Exercise objective => Quote the records in full and leave their pictures out.

[Data excerpts]
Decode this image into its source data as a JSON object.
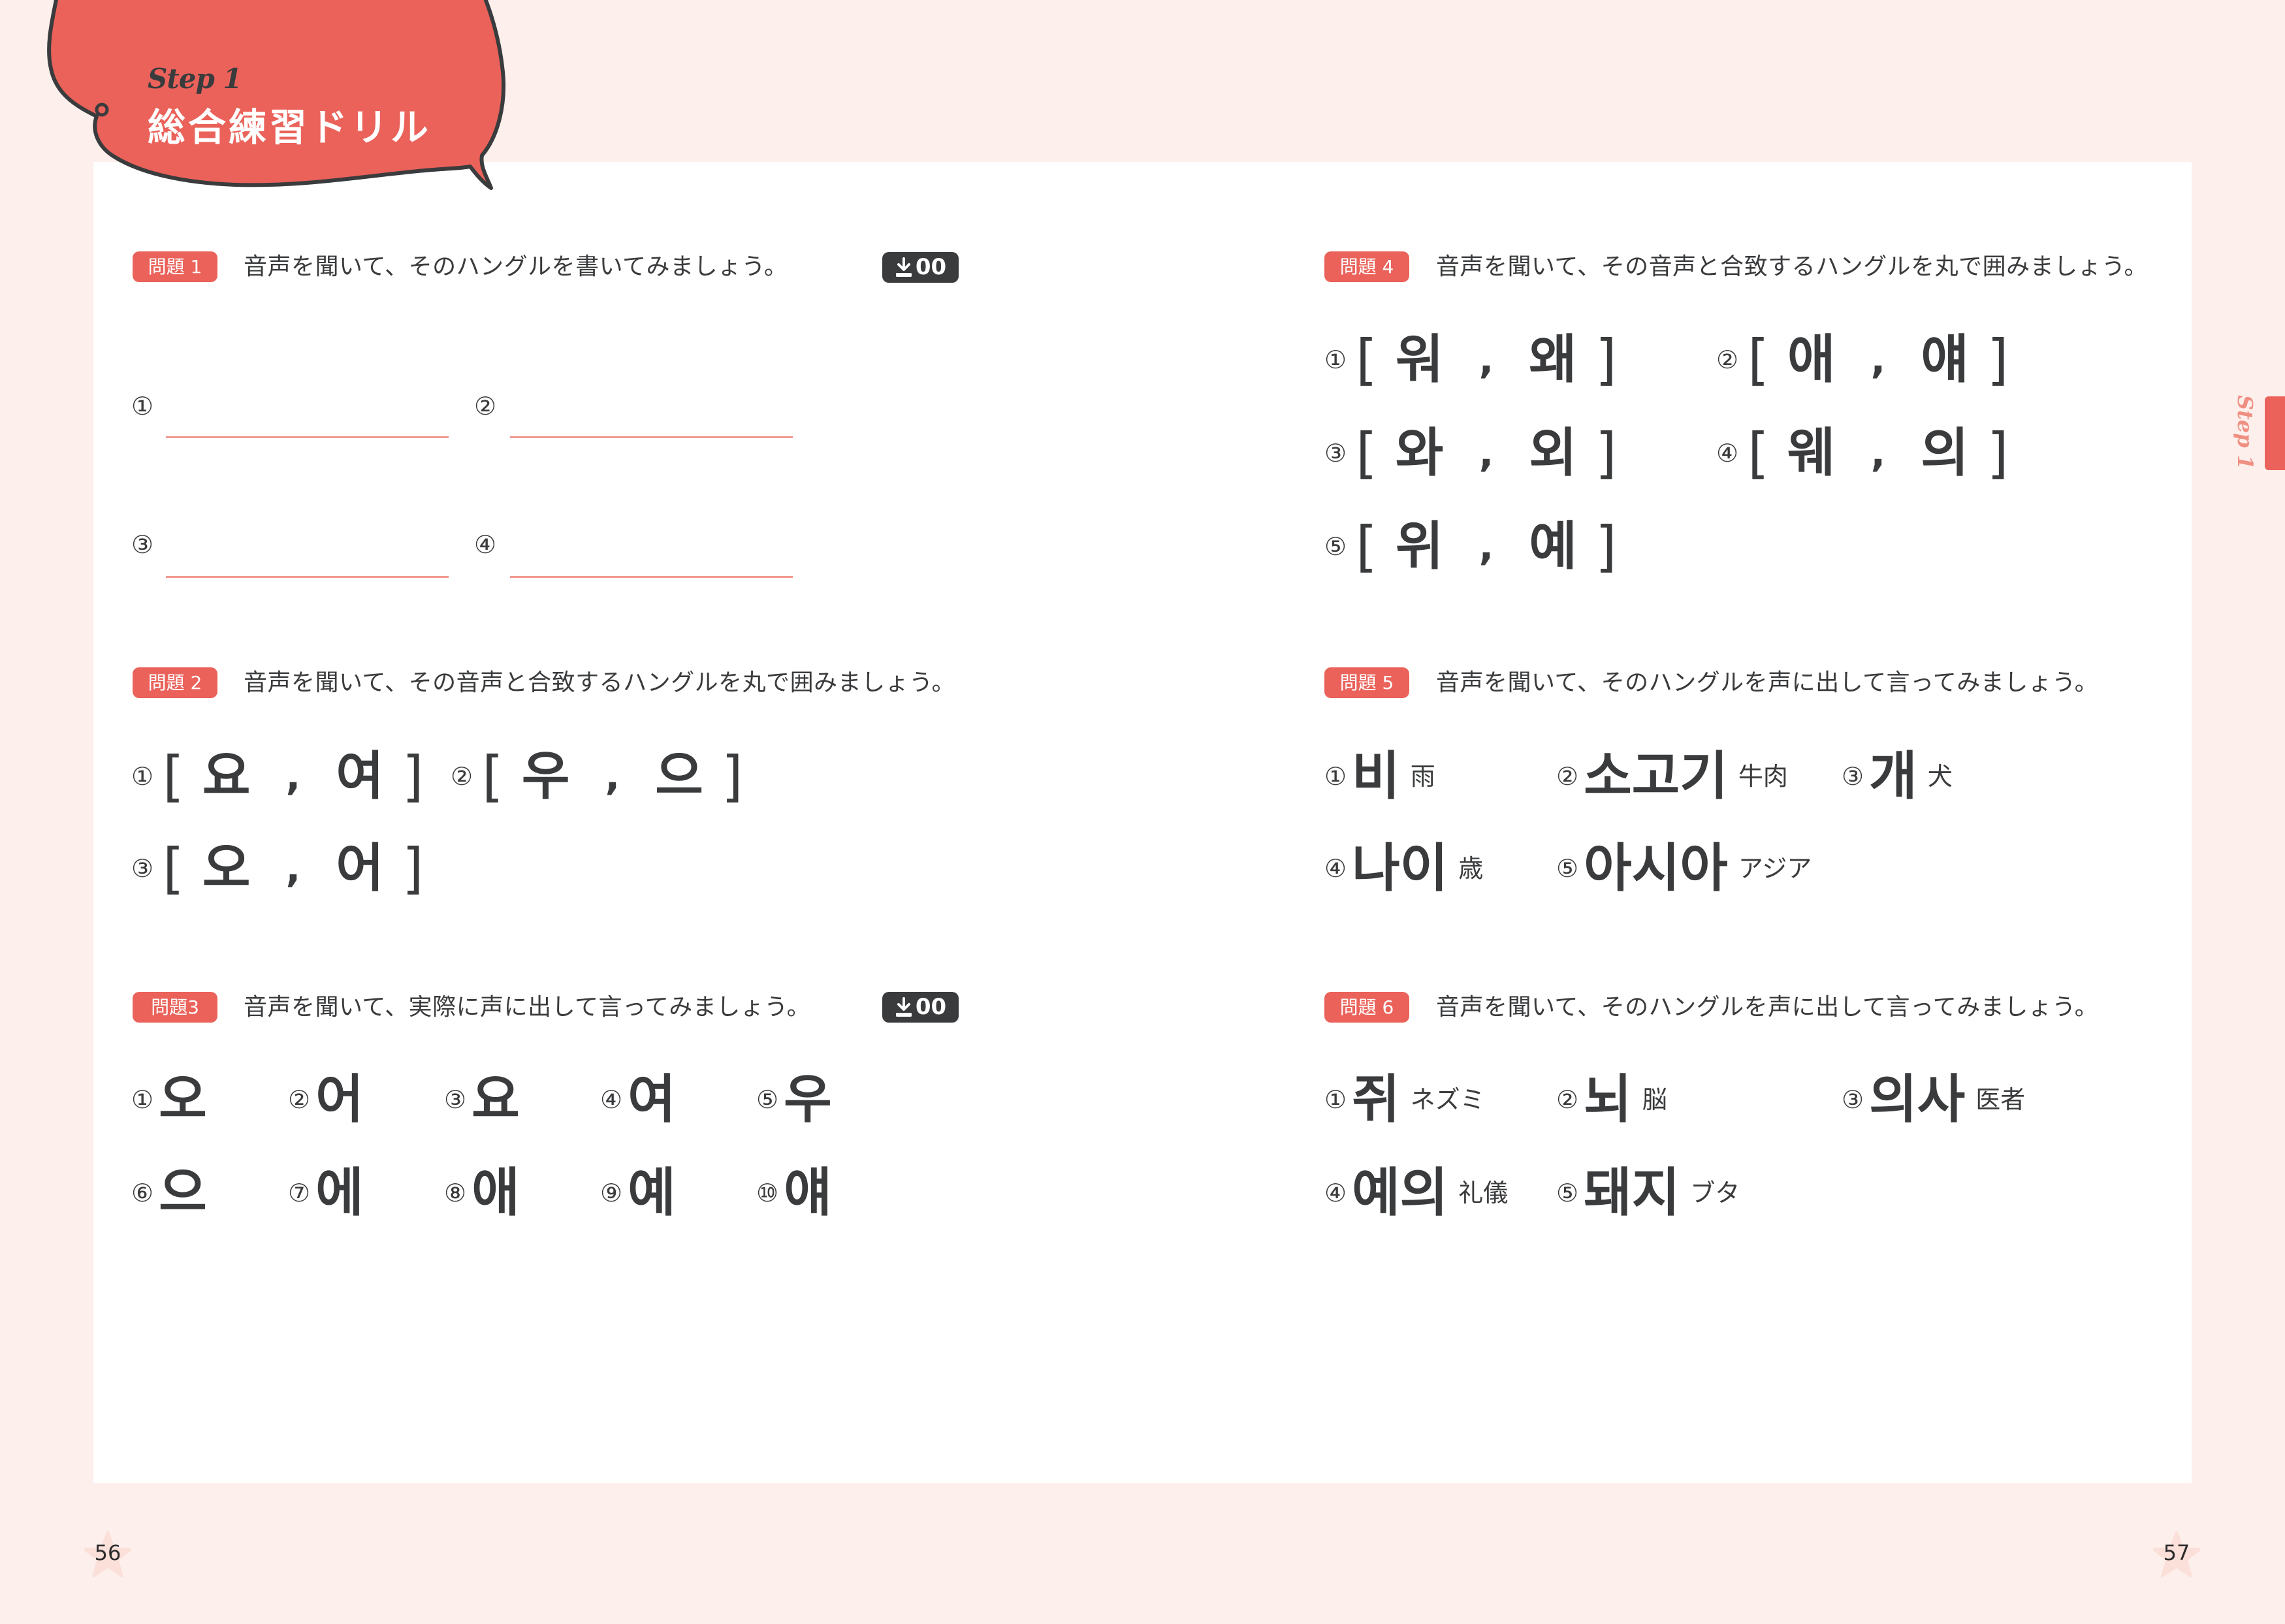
{
  "header": {
    "step_label": "Step 1",
    "title": "総合練習ドリル",
    "accent_color": "#ea625a",
    "dark_color": "#3a3b3d"
  },
  "side_tab": {
    "label": "Step 1"
  },
  "audio_icon": "download-icon",
  "questions": {
    "q1": {
      "badge": "問題 1",
      "instruction": "音声を聞いて、そのハングルを書いてみましょう。",
      "audio_track": "00",
      "items": [
        "①",
        "②",
        "③",
        "④"
      ]
    },
    "q2": {
      "badge": "問題 2",
      "instruction": "音声を聞いて、その音声と合致するハングルを丸で囲みましょう。",
      "items": [
        {
          "num": "①",
          "a": "요",
          "b": "여"
        },
        {
          "num": "②",
          "a": "우",
          "b": "으"
        },
        {
          "num": "③",
          "a": "오",
          "b": "어"
        }
      ]
    },
    "q3": {
      "badge": "問題3",
      "instruction": "音声を聞いて、実際に声に出して言ってみましょう。",
      "audio_track": "00",
      "items": [
        {
          "num": "①",
          "hangul": "오"
        },
        {
          "num": "②",
          "hangul": "어"
        },
        {
          "num": "③",
          "hangul": "요"
        },
        {
          "num": "④",
          "hangul": "여"
        },
        {
          "num": "⑤",
          "hangul": "우"
        },
        {
          "num": "⑥",
          "hangul": "으"
        },
        {
          "num": "⑦",
          "hangul": "에"
        },
        {
          "num": "⑧",
          "hangul": "애"
        },
        {
          "num": "⑨",
          "hangul": "예"
        },
        {
          "num": "⑩",
          "hangul": "얘"
        }
      ]
    },
    "q4": {
      "badge": "問題 4",
      "instruction": "音声を聞いて、その音声と合致するハングルを丸で囲みましょう。",
      "items": [
        {
          "num": "①",
          "a": "워",
          "b": "왜"
        },
        {
          "num": "②",
          "a": "애",
          "b": "얘"
        },
        {
          "num": "③",
          "a": "와",
          "b": "외"
        },
        {
          "num": "④",
          "a": "웨",
          "b": "의"
        },
        {
          "num": "⑤",
          "a": "위",
          "b": "예"
        }
      ]
    },
    "q5": {
      "badge": "問題 5",
      "instruction": "音声を聞いて、そのハングルを声に出して言ってみましょう。",
      "items": [
        {
          "num": "①",
          "hangul": "비",
          "gloss": "雨"
        },
        {
          "num": "②",
          "hangul": "소고기",
          "gloss": "牛肉"
        },
        {
          "num": "③",
          "hangul": "개",
          "gloss": "犬"
        },
        {
          "num": "④",
          "hangul": "나이",
          "gloss": "歳"
        },
        {
          "num": "⑤",
          "hangul": "아시아",
          "gloss": "アジア"
        }
      ]
    },
    "q6": {
      "badge": "問題 6",
      "instruction": "音声を聞いて、そのハングルを声に出して言ってみましょう。",
      "items": [
        {
          "num": "①",
          "hangul": "쥐",
          "gloss": "ネズミ"
        },
        {
          "num": "②",
          "hangul": "뇌",
          "gloss": "脳"
        },
        {
          "num": "③",
          "hangul": "의사",
          "gloss": "医者"
        },
        {
          "num": "④",
          "hangul": "예의",
          "gloss": "礼儀"
        },
        {
          "num": "⑤",
          "hangul": "돼지",
          "gloss": "ブタ"
        }
      ]
    }
  },
  "footer": {
    "page_left": "56",
    "page_right": "57"
  }
}
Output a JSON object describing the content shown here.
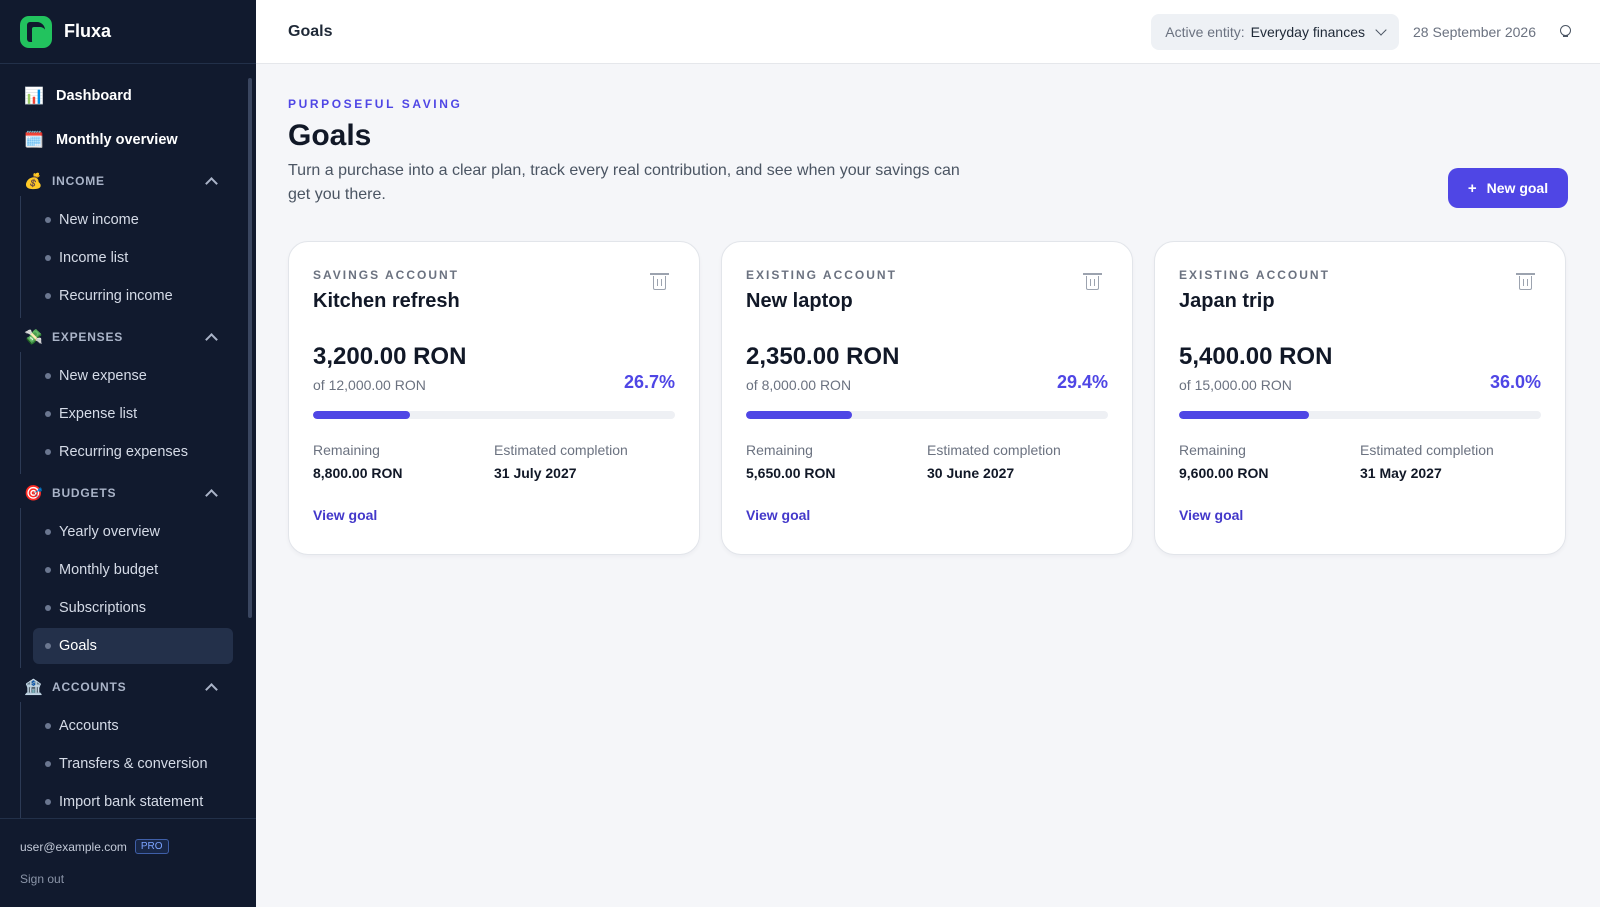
{
  "app": {
    "name": "Fluxa"
  },
  "sidebar": {
    "top_items": [
      {
        "label": "Dashboard",
        "icon": "📊"
      },
      {
        "label": "Monthly overview",
        "icon": "🗓️"
      }
    ],
    "sections": [
      {
        "label": "INCOME",
        "icon": "💰",
        "items": [
          "New income",
          "Income list",
          "Recurring income"
        ]
      },
      {
        "label": "EXPENSES",
        "icon": "💸",
        "items": [
          "New expense",
          "Expense list",
          "Recurring expenses"
        ]
      },
      {
        "label": "BUDGETS",
        "icon": "🎯",
        "items": [
          "Yearly overview",
          "Monthly budget",
          "Subscriptions",
          "Goals"
        ]
      },
      {
        "label": "ACCOUNTS",
        "icon": "🏦",
        "items": [
          "Accounts",
          "Transfers & conversion",
          "Import bank statement"
        ]
      }
    ],
    "active_item": "Goals",
    "footer": {
      "email": "user@example.com",
      "badge": "PRO",
      "sign_out": "Sign out"
    }
  },
  "topbar": {
    "title": "Goals",
    "entity_label": "Active entity:",
    "entity_value": "Everyday finances",
    "date": "28 September 2026"
  },
  "main": {
    "eyebrow": "PURPOSEFUL SAVING",
    "title": "Goals",
    "description": "Turn a purchase into a clear plan, track every real contribution, and see when your savings can get you there.",
    "new_goal_plus": "+",
    "new_goal_label": "New goal",
    "remaining_label": "Remaining",
    "completion_label": "Estimated completion",
    "view_label": "View goal"
  },
  "colors": {
    "accent": "#4f46e5",
    "sidebar_bg": "#111a2e",
    "brand_green": "#22c35e"
  },
  "goals": [
    {
      "account": "SAVINGS ACCOUNT",
      "name": "Kitchen refresh",
      "saved": "3,200.00 RON",
      "target": "of 12,000.00 RON",
      "percent": "26.7%",
      "progress": 0.267,
      "remaining": "8,800.00 RON",
      "completion": "31 July 2027"
    },
    {
      "account": "EXISTING ACCOUNT",
      "name": "New laptop",
      "saved": "2,350.00 RON",
      "target": "of 8,000.00 RON",
      "percent": "29.4%",
      "progress": 0.294,
      "remaining": "5,650.00 RON",
      "completion": "30 June 2027"
    },
    {
      "account": "EXISTING ACCOUNT",
      "name": "Japan trip",
      "saved": "5,400.00 RON",
      "target": "of 15,000.00 RON",
      "percent": "36.0%",
      "progress": 0.36,
      "remaining": "9,600.00 RON",
      "completion": "31 May 2027"
    }
  ]
}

The solution =>
Decode this image into its source data as a JSON object.
{
  "header": {
    "step_label": "Step 1",
    "title": "総合練習ドリル",
    "accent_color": "#ea625a",
    "dark_color": "#3a3b3d"
  },
  "side_tab": {
    "label": "Step 1"
  },
  "audio_icon": "download-icon",
  "questions": {
    "q1": {
      "badge": "問題 1",
      "instruction": "音声を聞いて、そのハングルを書いてみましょう。",
      "audio_track": "00",
      "items": [
        "①",
        "②",
        "③",
        "④"
      ]
    },
    "q2": {
      "badge": "問題 2",
      "instruction": "音声を聞いて、その音声と合致するハングルを丸で囲みましょう。",
      "items": [
        {
          "num": "①",
          "a": "요",
          "b": "여"
        },
        {
          "num": "②",
          "a": "우",
          "b": "으"
        },
        {
          "num": "③",
          "a": "오",
          "b": "어"
        }
      ]
    },
    "q3": {
      "badge": "問題3",
      "instruction": "音声を聞いて、実際に声に出して言ってみましょう。",
      "audio_track": "00",
      "items": [
        {
          "num": "①",
          "hangul": "오"
        },
        {
          "num": "②",
          "hangul": "어"
        },
        {
          "num": "③",
          "hangul": "요"
        },
        {
          "num": "④",
          "hangul": "여"
        },
        {
          "num": "⑤",
          "hangul": "우"
        },
        {
          "num": "⑥",
          "hangul": "으"
        },
        {
          "num": "⑦",
          "hangul": "에"
        },
        {
          "num": "⑧",
          "hangul": "애"
        },
        {
          "num": "⑨",
          "hangul": "예"
        },
        {
          "num": "⑩",
          "hangul": "얘"
        }
      ]
    },
    "q4": {
      "badge": "問題 4",
      "instruction": "音声を聞いて、その音声と合致するハングルを丸で囲みましょう。",
      "items": [
        {
          "num": "①",
          "a": "워",
          "b": "왜"
        },
        {
          "num": "②",
          "a": "애",
          "b": "얘"
        },
        {
          "num": "③",
          "a": "와",
          "b": "외"
        },
        {
          "num": "④",
          "a": "웨",
          "b": "의"
        },
        {
          "num": "⑤",
          "a": "위",
          "b": "예"
        }
      ]
    },
    "q5": {
      "badge": "問題 5",
      "instruction": "音声を聞いて、そのハングルを声に出して言ってみましょう。",
      "items": [
        {
          "num": "①",
          "hangul": "비",
          "gloss": "雨"
        },
        {
          "num": "②",
          "hangul": "소고기",
          "gloss": "牛肉"
        },
        {
          "num": "③",
          "hangul": "개",
          "gloss": "犬"
        },
        {
          "num": "④",
          "hangul": "나이",
          "gloss": "歳"
        },
        {
          "num": "⑤",
          "hangul": "아시아",
          "gloss": "アジア"
        }
      ]
    },
    "q6": {
      "badge": "問題 6",
      "instruction": "音声を聞いて、そのハングルを声に出して言ってみましょう。",
      "items": [
        {
          "num": "①",
          "hangul": "쥐",
          "gloss": "ネズミ"
        },
        {
          "num": "②",
          "hangul": "뇌",
          "gloss": "脳"
        },
        {
          "num": "③",
          "hangul": "의사",
          "gloss": "医者"
        },
        {
          "num": "④",
          "hangul": "예의",
          "gloss": "礼儀"
        },
        {
          "num": "⑤",
          "hangul": "돼지",
          "gloss": "ブタ"
        }
      ]
    }
  },
  "footer": {
    "page_left": "56",
    "page_right": "57"
  }
}
Output a JSON object describing the content shown here.
{
  "app": {
    "name": "Fluxa"
  },
  "sidebar": {
    "top_items": [
      {
        "label": "Dashboard",
        "icon": "📊"
      },
      {
        "label": "Monthly overview",
        "icon": "🗓️"
      }
    ],
    "sections": [
      {
        "label": "INCOME",
        "icon": "💰",
        "items": [
          "New income",
          "Income list",
          "Recurring income"
        ]
      },
      {
        "label": "EXPENSES",
        "icon": "💸",
        "items": [
          "New expense",
          "Expense list",
          "Recurring expenses"
        ]
      },
      {
        "label": "BUDGETS",
        "icon": "🎯",
        "items": [
          "Yearly overview",
          "Monthly budget",
          "Subscriptions",
          "Goals"
        ]
      },
      {
        "label": "ACCOUNTS",
        "icon": "🏦",
        "items": [
          "Accounts",
          "Transfers & conversion",
          "Import bank statement"
        ]
      }
    ],
    "active_item": "Goals",
    "footer": {
      "email": "user@example.com",
      "badge": "PRO",
      "sign_out": "Sign out"
    }
  },
  "topbar": {
    "title": "Goals",
    "entity_label": "Active entity:",
    "entity_value": "Everyday finances",
    "date": "28 September 2026"
  },
  "main": {
    "eyebrow": "PURPOSEFUL SAVING",
    "title": "Goals",
    "description": "Turn a purchase into a clear plan, track every real contribution, and see when your savings can get you there.",
    "new_goal_plus": "+",
    "new_goal_label": "New goal",
    "remaining_label": "Remaining",
    "completion_label": "Estimated completion",
    "view_label": "View goal"
  },
  "colors": {
    "accent": "#4f46e5",
    "sidebar_bg": "#111a2e",
    "brand_green": "#22c35e"
  },
  "goals": [
    {
      "account": "SAVINGS ACCOUNT",
      "name": "Kitchen refresh",
      "saved": "3,200.00 RON",
      "target": "of 12,000.00 RON",
      "percent": "26.7%",
      "progress": 0.267,
      "remaining": "8,800.00 RON",
      "completion": "31 July 2027"
    },
    {
      "account": "EXISTING ACCOUNT",
      "name": "New laptop",
      "saved": "2,350.00 RON",
      "target": "of 8,000.00 RON",
      "percent": "29.4%",
      "progress": 0.294,
      "remaining": "5,650.00 RON",
      "completion": "30 June 2027"
    },
    {
      "account": "EXISTING ACCOUNT",
      "name": "Japan trip",
      "saved": "5,400.00 RON",
      "target": "of 15,000.00 RON",
      "percent": "36.0%",
      "progress": 0.36,
      "remaining": "9,600.00 RON",
      "completion": "31 May 2027"
    }
  ]
}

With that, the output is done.